## DIRECTIONS
Go through the material below and report how many lines contain "Приказа". Give only the number.

## THE INPUT
* Start *
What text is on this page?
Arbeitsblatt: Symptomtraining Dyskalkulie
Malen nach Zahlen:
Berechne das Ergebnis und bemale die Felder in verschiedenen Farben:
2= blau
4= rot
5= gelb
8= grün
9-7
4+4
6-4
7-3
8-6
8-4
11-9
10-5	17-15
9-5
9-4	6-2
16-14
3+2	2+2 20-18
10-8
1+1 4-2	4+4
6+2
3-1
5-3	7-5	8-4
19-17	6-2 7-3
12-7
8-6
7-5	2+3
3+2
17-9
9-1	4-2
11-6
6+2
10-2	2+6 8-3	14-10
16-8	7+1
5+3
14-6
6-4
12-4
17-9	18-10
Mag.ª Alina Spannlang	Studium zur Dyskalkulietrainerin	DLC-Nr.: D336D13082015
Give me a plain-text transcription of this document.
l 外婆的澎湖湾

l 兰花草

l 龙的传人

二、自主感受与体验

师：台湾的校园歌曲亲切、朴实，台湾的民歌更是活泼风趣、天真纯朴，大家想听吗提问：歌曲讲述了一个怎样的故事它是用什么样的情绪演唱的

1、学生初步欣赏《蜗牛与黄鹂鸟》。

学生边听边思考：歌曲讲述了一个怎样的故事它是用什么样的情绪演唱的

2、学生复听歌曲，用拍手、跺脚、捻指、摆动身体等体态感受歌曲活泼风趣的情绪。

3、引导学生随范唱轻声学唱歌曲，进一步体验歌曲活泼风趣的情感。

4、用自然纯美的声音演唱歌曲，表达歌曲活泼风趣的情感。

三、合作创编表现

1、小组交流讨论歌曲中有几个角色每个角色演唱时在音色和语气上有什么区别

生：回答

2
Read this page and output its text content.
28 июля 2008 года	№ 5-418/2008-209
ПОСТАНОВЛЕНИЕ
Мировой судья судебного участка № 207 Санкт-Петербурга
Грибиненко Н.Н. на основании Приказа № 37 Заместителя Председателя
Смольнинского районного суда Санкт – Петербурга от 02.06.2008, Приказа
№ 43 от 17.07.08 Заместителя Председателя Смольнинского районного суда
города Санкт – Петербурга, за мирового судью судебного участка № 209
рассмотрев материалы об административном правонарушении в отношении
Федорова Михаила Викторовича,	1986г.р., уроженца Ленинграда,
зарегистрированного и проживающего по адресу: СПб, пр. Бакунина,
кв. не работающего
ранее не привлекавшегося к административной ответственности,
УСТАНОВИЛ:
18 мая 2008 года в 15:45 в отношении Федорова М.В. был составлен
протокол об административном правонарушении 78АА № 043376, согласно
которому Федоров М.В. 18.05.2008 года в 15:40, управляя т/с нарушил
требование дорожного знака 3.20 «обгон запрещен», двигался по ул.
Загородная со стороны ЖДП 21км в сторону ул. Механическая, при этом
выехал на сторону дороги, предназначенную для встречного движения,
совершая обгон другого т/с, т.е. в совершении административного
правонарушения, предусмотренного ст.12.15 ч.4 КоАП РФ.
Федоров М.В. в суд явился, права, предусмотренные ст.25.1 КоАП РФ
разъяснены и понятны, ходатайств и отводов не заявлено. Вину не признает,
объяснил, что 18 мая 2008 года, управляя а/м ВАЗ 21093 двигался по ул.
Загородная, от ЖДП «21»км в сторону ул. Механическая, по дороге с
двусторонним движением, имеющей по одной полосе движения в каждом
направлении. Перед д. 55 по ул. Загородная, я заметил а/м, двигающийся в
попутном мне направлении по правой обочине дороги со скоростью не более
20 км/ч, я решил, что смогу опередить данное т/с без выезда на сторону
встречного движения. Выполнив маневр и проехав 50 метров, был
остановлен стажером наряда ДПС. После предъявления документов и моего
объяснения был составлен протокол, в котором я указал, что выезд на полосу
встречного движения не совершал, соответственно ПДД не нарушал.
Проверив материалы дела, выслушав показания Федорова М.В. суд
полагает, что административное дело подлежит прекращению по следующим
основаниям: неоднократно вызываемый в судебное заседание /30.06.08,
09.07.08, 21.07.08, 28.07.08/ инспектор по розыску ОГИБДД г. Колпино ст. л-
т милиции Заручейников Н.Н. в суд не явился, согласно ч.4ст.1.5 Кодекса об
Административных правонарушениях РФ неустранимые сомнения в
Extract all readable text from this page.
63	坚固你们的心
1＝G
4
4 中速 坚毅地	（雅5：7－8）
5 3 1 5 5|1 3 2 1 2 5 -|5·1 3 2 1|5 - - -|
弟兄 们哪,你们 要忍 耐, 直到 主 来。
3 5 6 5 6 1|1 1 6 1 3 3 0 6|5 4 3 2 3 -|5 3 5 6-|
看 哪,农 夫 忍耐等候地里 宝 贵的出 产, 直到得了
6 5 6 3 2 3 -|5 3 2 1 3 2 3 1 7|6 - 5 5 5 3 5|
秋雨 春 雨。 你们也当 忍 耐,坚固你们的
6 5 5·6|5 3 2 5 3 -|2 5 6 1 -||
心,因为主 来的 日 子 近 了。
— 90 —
* End *
## TASK ANSWER
2